** START MATERIAL FOR THE TASK **
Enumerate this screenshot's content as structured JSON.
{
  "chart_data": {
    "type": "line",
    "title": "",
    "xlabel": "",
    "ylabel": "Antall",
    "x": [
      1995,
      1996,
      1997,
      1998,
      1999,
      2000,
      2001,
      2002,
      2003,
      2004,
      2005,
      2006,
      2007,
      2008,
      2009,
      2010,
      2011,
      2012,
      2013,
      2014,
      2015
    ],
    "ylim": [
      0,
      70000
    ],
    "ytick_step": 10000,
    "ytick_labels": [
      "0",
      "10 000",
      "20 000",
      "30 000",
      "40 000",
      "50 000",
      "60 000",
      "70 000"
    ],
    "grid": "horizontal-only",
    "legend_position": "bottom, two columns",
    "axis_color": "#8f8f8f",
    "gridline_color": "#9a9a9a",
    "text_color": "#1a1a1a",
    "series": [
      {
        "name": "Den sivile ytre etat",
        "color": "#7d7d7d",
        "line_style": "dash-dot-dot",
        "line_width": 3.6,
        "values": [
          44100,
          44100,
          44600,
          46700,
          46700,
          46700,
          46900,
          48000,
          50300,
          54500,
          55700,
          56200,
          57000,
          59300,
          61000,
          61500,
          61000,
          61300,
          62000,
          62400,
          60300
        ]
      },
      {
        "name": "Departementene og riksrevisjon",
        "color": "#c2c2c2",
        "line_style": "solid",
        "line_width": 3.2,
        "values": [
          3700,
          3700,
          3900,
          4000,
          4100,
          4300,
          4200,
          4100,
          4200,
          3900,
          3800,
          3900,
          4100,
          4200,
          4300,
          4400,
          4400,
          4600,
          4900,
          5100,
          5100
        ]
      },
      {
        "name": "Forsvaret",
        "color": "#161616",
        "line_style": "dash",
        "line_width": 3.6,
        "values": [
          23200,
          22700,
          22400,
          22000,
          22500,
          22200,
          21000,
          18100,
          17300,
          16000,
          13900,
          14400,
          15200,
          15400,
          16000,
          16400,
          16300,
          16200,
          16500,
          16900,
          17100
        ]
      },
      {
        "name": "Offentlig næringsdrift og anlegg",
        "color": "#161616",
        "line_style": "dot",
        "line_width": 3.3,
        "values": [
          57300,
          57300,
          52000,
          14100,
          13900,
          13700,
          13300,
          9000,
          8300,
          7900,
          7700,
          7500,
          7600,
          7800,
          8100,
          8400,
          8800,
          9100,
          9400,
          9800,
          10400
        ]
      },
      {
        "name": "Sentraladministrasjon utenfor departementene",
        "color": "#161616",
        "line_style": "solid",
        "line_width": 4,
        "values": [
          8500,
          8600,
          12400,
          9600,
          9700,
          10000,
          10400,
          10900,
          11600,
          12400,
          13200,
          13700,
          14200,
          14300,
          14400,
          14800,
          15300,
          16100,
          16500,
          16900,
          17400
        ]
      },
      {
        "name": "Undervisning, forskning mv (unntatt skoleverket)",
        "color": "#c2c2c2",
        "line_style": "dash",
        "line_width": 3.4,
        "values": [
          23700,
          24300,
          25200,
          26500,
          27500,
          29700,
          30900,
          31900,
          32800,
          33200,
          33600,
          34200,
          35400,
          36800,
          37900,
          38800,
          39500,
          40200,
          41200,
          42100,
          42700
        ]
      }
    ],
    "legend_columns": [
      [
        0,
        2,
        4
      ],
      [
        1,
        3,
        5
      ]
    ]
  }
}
** END MATERIAL FOR THE TASK **
§ **TASK**: Extract every entry in the listing word for word.

§ **FULL RESPONSE**:
Enumerate this screenshot's content as structured JSON.
{
  "chart_data": {
    "type": "line",
    "title": "",
    "xlabel": "",
    "ylabel": "Antall",
    "x": [
      1995,
      1996,
      1997,
      1998,
      1999,
      2000,
      2001,
      2002,
      2003,
      2004,
      2005,
      2006,
      2007,
      2008,
      2009,
      2010,
      2011,
      2012,
      2013,
      2014,
      2015
    ],
    "ylim": [
      0,
      70000
    ],
    "ytick_step": 10000,
    "ytick_labels": [
      "0",
      "10 000",
      "20 000",
      "30 000",
      "40 000",
      "50 000",
      "60 000",
      "70 000"
    ],
    "grid": "horizontal-only",
    "legend_position": "bottom, two columns",
    "axis_color": "#8f8f8f",
    "gridline_color": "#9a9a9a",
    "text_color": "#1a1a1a",
    "series": [
      {
        "name": "Den sivile ytre etat",
        "color": "#7d7d7d",
        "line_style": "dash-dot-dot",
        "line_width": 3.6,
        "values": [
          44100,
          44100,
          44600,
          46700,
          46700,
          46700,
          46900,
          48000,
          50300,
          54500,
          55700,
          56200,
          57000,
          59300,
          61000,
          61500,
          61000,
          61300,
          62000,
          62400,
          60300
        ]
      },
      {
        "name": "Departementene og riksrevisjon",
        "color": "#c2c2c2",
        "line_style": "solid",
        "line_width": 3.2,
        "values": [
          3700,
          3700,
          3900,
          4000,
          4100,
          4300,
          4200,
          4100,
          4200,
          3900,
          3800,
          3900,
          4100,
          4200,
          4300,
          4400,
          4400,
          4600,
          4900,
          5100,
          5100
        ]
      },
      {
        "name": "Forsvaret",
        "color": "#161616",
        "line_style": "dash",
        "line_width": 3.6,
        "values": [
          23200,
          22700,
          22400,
          22000,
          22500,
          22200,
          21000,
          18100,
          17300,
          16000,
          13900,
          14400,
          15200,
          15400,
          16000,
          16400,
          16300,
          16200,
          16500,
          16900,
          17100
        ]
      },
      {
        "name": "Offentlig næringsdrift og anlegg",
        "color": "#161616",
        "line_style": "dot",
        "line_width": 3.3,
        "values": [
          57300,
          57300,
          52000,
          14100,
          13900,
          13700,
          13300,
          9000,
          8300,
          7900,
          7700,
          7500,
          7600,
          7800,
          8100,
          8400,
          8800,
          9100,
          9400,
          9800,
          10400
        ]
      },
      {
        "name": "Sentraladministrasjon utenfor departementene",
        "color": "#161616",
        "line_style": "solid",
        "line_width": 4,
        "values": [
          8500,
          8600,
          12400,
          9600,
          9700,
          10000,
          10400,
          10900,
          11600,
          12400,
          13200,
          13700,
          14200,
          14300,
          14400,
          14800,
          15300,
          16100,
          16500,
          16900,
          17400
        ]
      },
      {
        "name": "Undervisning, forskning mv (unntatt skoleverket)",
        "color": "#c2c2c2",
        "line_style": "dash",
        "line_width": 3.4,
        "values": [
          23700,
          24300,
          25200,
          26500,
          27500,
          29700,
          30900,
          31900,
          32800,
          33200,
          33600,
          34200,
          35400,
          36800,
          37900,
          38800,
          39500,
          40200,
          41200,
          42100,
          42700
        ]
      }
    ],
    "legend_columns": [
      [
        0,
        2,
        4
      ],
      [
        1,
        3,
        5
      ]
    ]
  }
}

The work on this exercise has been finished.